*Work instructions:*
Please output every line of the material as it stands, without the pictures.

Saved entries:

↓

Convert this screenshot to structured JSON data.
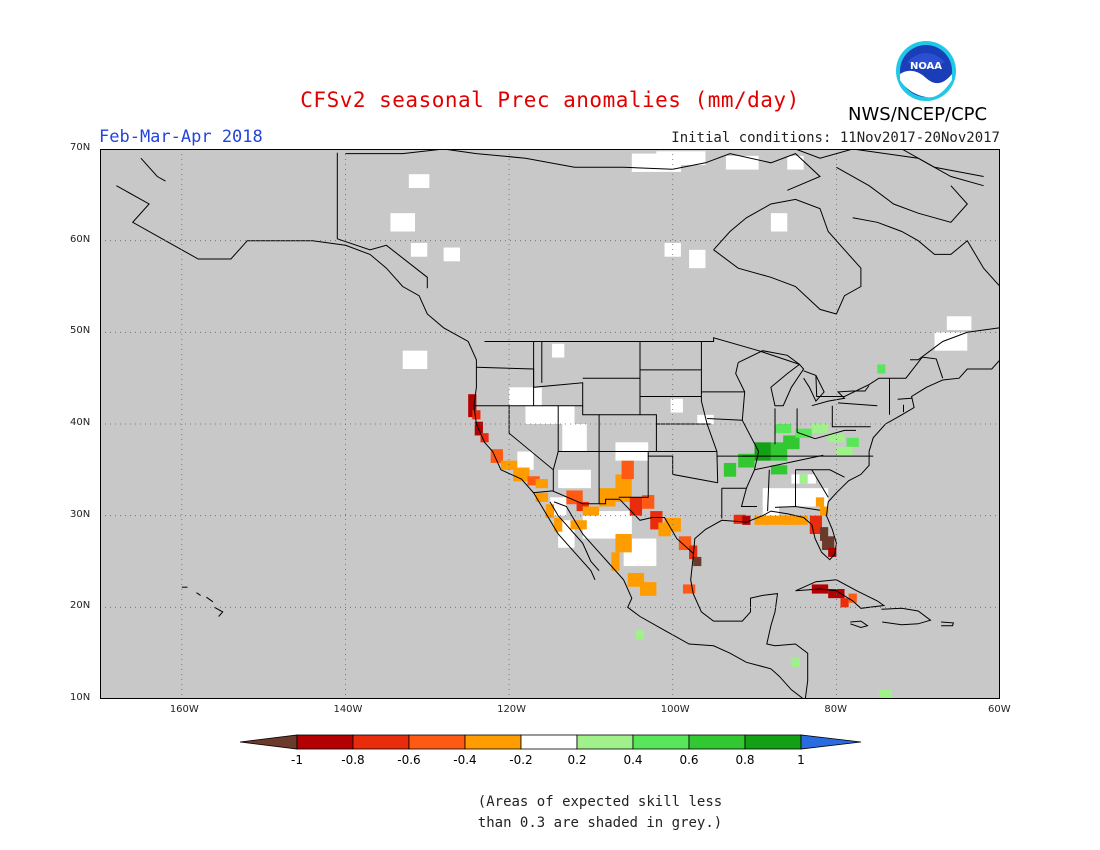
{
  "header": {
    "title": "CFSv2 seasonal Prec anomalies (mm/day)",
    "season": "Feb-Mar-Apr 2018",
    "initial_conditions": "Initial conditions: 11Nov2017-20Nov2017",
    "agency": "NWS/NCEP/CPC",
    "logo_text": "NOAA"
  },
  "map": {
    "lat_labels": [
      "70N",
      "60N",
      "50N",
      "40N",
      "30N",
      "20N",
      "10N"
    ],
    "lon_labels": [
      "160W",
      "140W",
      "120W",
      "100W",
      "80W",
      "60W"
    ],
    "lat_range": [
      10,
      70
    ],
    "lon_range": [
      -170,
      -60
    ],
    "grid": "dotted",
    "colors": {
      "land_background": "#c8c8c8",
      "skill_white": "#ffffff",
      "very_dry": "#6b3a2a",
      "dry_08": "#b40000",
      "dry_06": "#e82c0c",
      "dry_04": "#ff5a14",
      "dry_02": "#ff9c00",
      "wet_02": "#a0f08c",
      "wet_04": "#5ae65a",
      "wet_06": "#32c832",
      "wet_08": "#14a014",
      "very_wet": "#2a6ce0"
    }
  },
  "colorbar": {
    "labels": [
      "-1",
      "-0.8",
      "-0.6",
      "-0.4",
      "-0.2",
      "0.2",
      "0.4",
      "0.6",
      "0.8",
      "1"
    ],
    "segment_colors": [
      "#b40000",
      "#e82c0c",
      "#ff5a14",
      "#ff9c00",
      "#ffffff",
      "#a0f08c",
      "#5ae65a",
      "#32c832",
      "#14a014"
    ],
    "low_end_color": "#6b3a2a",
    "high_end_color": "#2a6ce0"
  },
  "note": {
    "line1": "(Areas of expected skill less",
    "line2": "than 0.3 are shaded in grey.)"
  }
}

↑

*Solved exercise:*
Convert this screenshot to structured JSON data.
{
  "header": {
    "title": "CFSv2 seasonal Prec anomalies (mm/day)",
    "season": "Feb-Mar-Apr 2018",
    "initial_conditions": "Initial conditions: 11Nov2017-20Nov2017",
    "agency": "NWS/NCEP/CPC",
    "logo_text": "NOAA"
  },
  "map": {
    "lat_labels": [
      "70N",
      "60N",
      "50N",
      "40N",
      "30N",
      "20N",
      "10N"
    ],
    "lon_labels": [
      "160W",
      "140W",
      "120W",
      "100W",
      "80W",
      "60W"
    ],
    "lat_range": [
      10,
      70
    ],
    "lon_range": [
      -170,
      -60
    ],
    "grid": "dotted",
    "colors": {
      "land_background": "#c8c8c8",
      "skill_white": "#ffffff",
      "very_dry": "#6b3a2a",
      "dry_08": "#b40000",
      "dry_06": "#e82c0c",
      "dry_04": "#ff5a14",
      "dry_02": "#ff9c00",
      "wet_02": "#a0f08c",
      "wet_04": "#5ae65a",
      "wet_06": "#32c832",
      "wet_08": "#14a014",
      "very_wet": "#2a6ce0"
    }
  },
  "colorbar": {
    "labels": [
      "-1",
      "-0.8",
      "-0.6",
      "-0.4",
      "-0.2",
      "0.2",
      "0.4",
      "0.6",
      "0.8",
      "1"
    ],
    "segment_colors": [
      "#b40000",
      "#e82c0c",
      "#ff5a14",
      "#ff9c00",
      "#ffffff",
      "#a0f08c",
      "#5ae65a",
      "#32c832",
      "#14a014"
    ],
    "low_end_color": "#6b3a2a",
    "high_end_color": "#2a6ce0"
  },
  "note": {
    "line1": "(Areas of expected skill less",
    "line2": "than 0.3 are shaded in grey.)"
  }
}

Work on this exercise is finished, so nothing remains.